Each entry below should be reproduced character for character.

— begin Provided entries —

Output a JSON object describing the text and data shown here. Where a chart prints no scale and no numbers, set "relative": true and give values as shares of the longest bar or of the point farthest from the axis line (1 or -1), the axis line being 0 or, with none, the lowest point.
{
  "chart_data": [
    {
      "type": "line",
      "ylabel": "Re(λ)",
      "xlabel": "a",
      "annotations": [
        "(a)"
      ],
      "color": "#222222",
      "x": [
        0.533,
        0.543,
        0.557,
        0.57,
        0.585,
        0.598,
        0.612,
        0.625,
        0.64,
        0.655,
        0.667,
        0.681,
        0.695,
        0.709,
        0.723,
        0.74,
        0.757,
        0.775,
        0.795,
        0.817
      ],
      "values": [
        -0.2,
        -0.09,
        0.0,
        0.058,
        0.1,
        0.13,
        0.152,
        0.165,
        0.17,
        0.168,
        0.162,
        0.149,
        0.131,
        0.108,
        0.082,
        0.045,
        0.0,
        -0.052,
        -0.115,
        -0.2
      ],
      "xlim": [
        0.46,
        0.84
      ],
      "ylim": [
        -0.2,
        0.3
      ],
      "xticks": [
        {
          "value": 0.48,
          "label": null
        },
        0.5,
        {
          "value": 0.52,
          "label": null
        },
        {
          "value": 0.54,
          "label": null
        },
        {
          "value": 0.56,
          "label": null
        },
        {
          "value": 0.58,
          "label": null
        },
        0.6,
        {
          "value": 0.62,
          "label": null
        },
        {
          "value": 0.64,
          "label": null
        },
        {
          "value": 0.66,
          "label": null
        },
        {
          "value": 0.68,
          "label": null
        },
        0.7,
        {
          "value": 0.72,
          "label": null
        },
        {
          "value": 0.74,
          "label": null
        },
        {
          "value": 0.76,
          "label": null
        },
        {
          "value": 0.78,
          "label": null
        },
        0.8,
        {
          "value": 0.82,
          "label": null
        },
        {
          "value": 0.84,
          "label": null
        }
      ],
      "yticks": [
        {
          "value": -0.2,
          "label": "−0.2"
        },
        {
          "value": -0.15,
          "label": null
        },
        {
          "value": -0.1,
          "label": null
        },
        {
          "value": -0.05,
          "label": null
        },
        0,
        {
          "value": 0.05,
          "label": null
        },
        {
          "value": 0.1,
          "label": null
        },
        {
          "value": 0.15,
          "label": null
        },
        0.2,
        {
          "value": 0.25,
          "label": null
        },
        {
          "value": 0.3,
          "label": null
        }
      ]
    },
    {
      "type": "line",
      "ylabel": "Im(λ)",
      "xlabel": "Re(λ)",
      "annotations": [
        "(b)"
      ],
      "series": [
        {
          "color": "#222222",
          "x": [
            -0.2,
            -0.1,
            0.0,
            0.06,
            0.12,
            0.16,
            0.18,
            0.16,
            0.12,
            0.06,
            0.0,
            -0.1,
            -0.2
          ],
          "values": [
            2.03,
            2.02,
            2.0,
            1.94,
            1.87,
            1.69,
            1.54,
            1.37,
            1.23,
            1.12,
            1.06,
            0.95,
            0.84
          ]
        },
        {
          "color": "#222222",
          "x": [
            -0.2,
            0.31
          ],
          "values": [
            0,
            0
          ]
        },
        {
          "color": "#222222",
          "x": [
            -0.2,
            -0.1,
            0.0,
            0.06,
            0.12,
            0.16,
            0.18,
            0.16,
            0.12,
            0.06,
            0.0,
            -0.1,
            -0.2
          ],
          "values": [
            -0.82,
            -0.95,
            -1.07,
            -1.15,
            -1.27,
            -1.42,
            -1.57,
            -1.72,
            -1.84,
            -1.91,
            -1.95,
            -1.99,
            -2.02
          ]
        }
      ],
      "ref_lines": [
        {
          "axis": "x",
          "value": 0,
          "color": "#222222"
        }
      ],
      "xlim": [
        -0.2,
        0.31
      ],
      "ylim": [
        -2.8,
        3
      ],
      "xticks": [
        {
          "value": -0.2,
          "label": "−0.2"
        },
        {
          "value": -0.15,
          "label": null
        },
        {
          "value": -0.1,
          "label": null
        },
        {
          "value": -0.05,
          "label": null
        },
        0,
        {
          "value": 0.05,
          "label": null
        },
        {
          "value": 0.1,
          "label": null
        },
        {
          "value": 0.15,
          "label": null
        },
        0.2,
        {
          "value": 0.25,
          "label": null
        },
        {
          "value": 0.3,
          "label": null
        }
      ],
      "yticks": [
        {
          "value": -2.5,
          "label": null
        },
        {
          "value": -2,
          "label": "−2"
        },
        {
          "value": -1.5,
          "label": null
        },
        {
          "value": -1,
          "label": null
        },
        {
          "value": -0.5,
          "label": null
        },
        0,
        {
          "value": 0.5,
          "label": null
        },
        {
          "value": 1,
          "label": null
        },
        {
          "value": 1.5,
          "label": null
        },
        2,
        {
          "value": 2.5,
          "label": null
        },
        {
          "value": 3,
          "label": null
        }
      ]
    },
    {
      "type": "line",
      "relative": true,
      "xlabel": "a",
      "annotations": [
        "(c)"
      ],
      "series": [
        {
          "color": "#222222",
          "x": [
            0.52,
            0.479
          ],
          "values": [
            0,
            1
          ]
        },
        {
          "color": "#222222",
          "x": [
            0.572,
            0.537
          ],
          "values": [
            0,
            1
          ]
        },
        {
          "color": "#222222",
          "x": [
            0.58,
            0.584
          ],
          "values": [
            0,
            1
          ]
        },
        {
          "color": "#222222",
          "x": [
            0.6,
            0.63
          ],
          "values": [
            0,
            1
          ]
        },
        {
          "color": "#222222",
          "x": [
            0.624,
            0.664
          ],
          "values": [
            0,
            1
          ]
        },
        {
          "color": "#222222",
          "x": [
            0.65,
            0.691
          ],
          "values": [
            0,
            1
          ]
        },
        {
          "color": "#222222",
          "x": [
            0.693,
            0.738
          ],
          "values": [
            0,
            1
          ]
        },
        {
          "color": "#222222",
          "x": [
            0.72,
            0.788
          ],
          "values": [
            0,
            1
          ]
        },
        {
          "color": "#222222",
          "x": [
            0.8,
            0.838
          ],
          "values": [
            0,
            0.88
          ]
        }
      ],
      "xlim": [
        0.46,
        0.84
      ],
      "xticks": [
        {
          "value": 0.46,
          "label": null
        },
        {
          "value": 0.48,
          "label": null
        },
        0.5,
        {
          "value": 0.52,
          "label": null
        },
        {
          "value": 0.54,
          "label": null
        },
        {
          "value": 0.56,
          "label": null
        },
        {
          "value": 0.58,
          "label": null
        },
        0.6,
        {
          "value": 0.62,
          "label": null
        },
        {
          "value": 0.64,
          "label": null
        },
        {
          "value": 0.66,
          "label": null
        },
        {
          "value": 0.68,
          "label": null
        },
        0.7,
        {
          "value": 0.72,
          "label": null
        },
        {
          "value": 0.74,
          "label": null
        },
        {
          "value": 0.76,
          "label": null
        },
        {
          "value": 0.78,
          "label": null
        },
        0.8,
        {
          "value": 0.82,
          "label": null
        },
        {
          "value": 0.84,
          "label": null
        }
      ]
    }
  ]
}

— end Provided entries —

= Worked solution =
Output a JSON object describing the text and data shown here. Where a chart prints no scale and no numbers, set "relative": true and give values as shares of the longest bar or of the point farthest from the axis line (1 or -1), the axis line being 0 or, with none, the lowest point.
{
  "chart_data": [
    {
      "type": "line",
      "ylabel": "Re(λ)",
      "xlabel": "a",
      "annotations": [
        "(a)"
      ],
      "color": "#222222",
      "x": [
        0.533,
        0.543,
        0.557,
        0.57,
        0.585,
        0.598,
        0.612,
        0.625,
        0.64,
        0.655,
        0.667,
        0.681,
        0.695,
        0.709,
        0.723,
        0.74,
        0.757,
        0.775,
        0.795,
        0.817
      ],
      "values": [
        -0.2,
        -0.09,
        0.0,
        0.058,
        0.1,
        0.13,
        0.152,
        0.165,
        0.17,
        0.168,
        0.162,
        0.149,
        0.131,
        0.108,
        0.082,
        0.045,
        0.0,
        -0.052,
        -0.115,
        -0.2
      ],
      "xlim": [
        0.46,
        0.84
      ],
      "ylim": [
        -0.2,
        0.3
      ],
      "xticks": [
        {
          "value": 0.48,
          "label": null
        },
        0.5,
        {
          "value": 0.52,
          "label": null
        },
        {
          "value": 0.54,
          "label": null
        },
        {
          "value": 0.56,
          "label": null
        },
        {
          "value": 0.58,
          "label": null
        },
        0.6,
        {
          "value": 0.62,
          "label": null
        },
        {
          "value": 0.64,
          "label": null
        },
        {
          "value": 0.66,
          "label": null
        },
        {
          "value": 0.68,
          "label": null
        },
        0.7,
        {
          "value": 0.72,
          "label": null
        },
        {
          "value": 0.74,
          "label": null
        },
        {
          "value": 0.76,
          "label": null
        },
        {
          "value": 0.78,
          "label": null
        },
        0.8,
        {
          "value": 0.82,
          "label": null
        },
        {
          "value": 0.84,
          "label": null
        }
      ],
      "yticks": [
        {
          "value": -0.2,
          "label": "−0.2"
        },
        {
          "value": -0.15,
          "label": null
        },
        {
          "value": -0.1,
          "label": null
        },
        {
          "value": -0.05,
          "label": null
        },
        0,
        {
          "value": 0.05,
          "label": null
        },
        {
          "value": 0.1,
          "label": null
        },
        {
          "value": 0.15,
          "label": null
        },
        0.2,
        {
          "value": 0.25,
          "label": null
        },
        {
          "value": 0.3,
          "label": null
        }
      ]
    },
    {
      "type": "line",
      "ylabel": "Im(λ)",
      "xlabel": "Re(λ)",
      "annotations": [
        "(b)"
      ],
      "series": [
        {
          "color": "#222222",
          "x": [
            -0.2,
            -0.1,
            0.0,
            0.06,
            0.12,
            0.16,
            0.18,
            0.16,
            0.12,
            0.06,
            0.0,
            -0.1,
            -0.2
          ],
          "values": [
            2.03,
            2.02,
            2.0,
            1.94,
            1.87,
            1.69,
            1.54,
            1.37,
            1.23,
            1.12,
            1.06,
            0.95,
            0.84
          ]
        },
        {
          "color": "#222222",
          "x": [
            -0.2,
            0.31
          ],
          "values": [
            0,
            0
          ]
        },
        {
          "color": "#222222",
          "x": [
            -0.2,
            -0.1,
            0.0,
            0.06,
            0.12,
            0.16,
            0.18,
            0.16,
            0.12,
            0.06,
            0.0,
            -0.1,
            -0.2
          ],
          "values": [
            -0.82,
            -0.95,
            -1.07,
            -1.15,
            -1.27,
            -1.42,
            -1.57,
            -1.72,
            -1.84,
            -1.91,
            -1.95,
            -1.99,
            -2.02
          ]
        }
      ],
      "ref_lines": [
        {
          "axis": "x",
          "value": 0,
          "color": "#222222"
        }
      ],
      "xlim": [
        -0.2,
        0.31
      ],
      "ylim": [
        -2.8,
        3
      ],
      "xticks": [
        {
          "value": -0.2,
          "label": "−0.2"
        },
        {
          "value": -0.15,
          "label": null
        },
        {
          "value": -0.1,
          "label": null
        },
        {
          "value": -0.05,
          "label": null
        },
        0,
        {
          "value": 0.05,
          "label": null
        },
        {
          "value": 0.1,
          "label": null
        },
        {
          "value": 0.15,
          "label": null
        },
        0.2,
        {
          "value": 0.25,
          "label": null
        },
        {
          "value": 0.3,
          "label": null
        }
      ],
      "yticks": [
        {
          "value": -2.5,
          "label": null
        },
        {
          "value": -2,
          "label": "−2"
        },
        {
          "value": -1.5,
          "label": null
        },
        {
          "value": -1,
          "label": null
        },
        {
          "value": -0.5,
          "label": null
        },
        0,
        {
          "value": 0.5,
          "label": null
        },
        {
          "value": 1,
          "label": null
        },
        {
          "value": 1.5,
          "label": null
        },
        2,
        {
          "value": 2.5,
          "label": null
        },
        {
          "value": 3,
          "label": null
        }
      ]
    },
    {
      "type": "line",
      "relative": true,
      "xlabel": "a",
      "annotations": [
        "(c)"
      ],
      "series": [
        {
          "color": "#222222",
          "x": [
            0.52,
            0.479
          ],
          "values": [
            0,
            1
          ]
        },
        {
          "color": "#222222",
          "x": [
            0.572,
            0.537
          ],
          "values": [
            0,
            1
          ]
        },
        {
          "color": "#222222",
          "x": [
            0.58,
            0.584
          ],
          "values": [
            0,
            1
          ]
        },
        {
          "color": "#222222",
          "x": [
            0.6,
            0.63
          ],
          "values": [
            0,
            1
          ]
        },
        {
          "color": "#222222",
          "x": [
            0.624,
            0.664
          ],
          "values": [
            0,
            1
          ]
        },
        {
          "color": "#222222",
          "x": [
            0.65,
            0.691
          ],
          "values": [
            0,
            1
          ]
        },
        {
          "color": "#222222",
          "x": [
            0.693,
            0.738
          ],
          "values": [
            0,
            1
          ]
        },
        {
          "color": "#222222",
          "x": [
            0.72,
            0.788
          ],
          "values": [
            0,
            1
          ]
        },
        {
          "color": "#222222",
          "x": [
            0.8,
            0.838
          ],
          "values": [
            0,
            0.88
          ]
        }
      ],
      "xlim": [
        0.46,
        0.84
      ],
      "xticks": [
        {
          "value": 0.46,
          "label": null
        },
        {
          "value": 0.48,
          "label": null
        },
        0.5,
        {
          "value": 0.52,
          "label": null
        },
        {
          "value": 0.54,
          "label": null
        },
        {
          "value": 0.56,
          "label": null
        },
        {
          "value": 0.58,
          "label": null
        },
        0.6,
        {
          "value": 0.62,
          "label": null
        },
        {
          "value": 0.64,
          "label": null
        },
        {
          "value": 0.66,
          "label": null
        },
        {
          "value": 0.68,
          "label": null
        },
        0.7,
        {
          "value": 0.72,
          "label": null
        },
        {
          "value": 0.74,
          "label": null
        },
        {
          "value": 0.76,
          "label": null
        },
        {
          "value": 0.78,
          "label": null
        },
        0.8,
        {
          "value": 0.82,
          "label": null
        },
        {
          "value": 0.84,
          "label": null
        }
      ]
    }
  ]
}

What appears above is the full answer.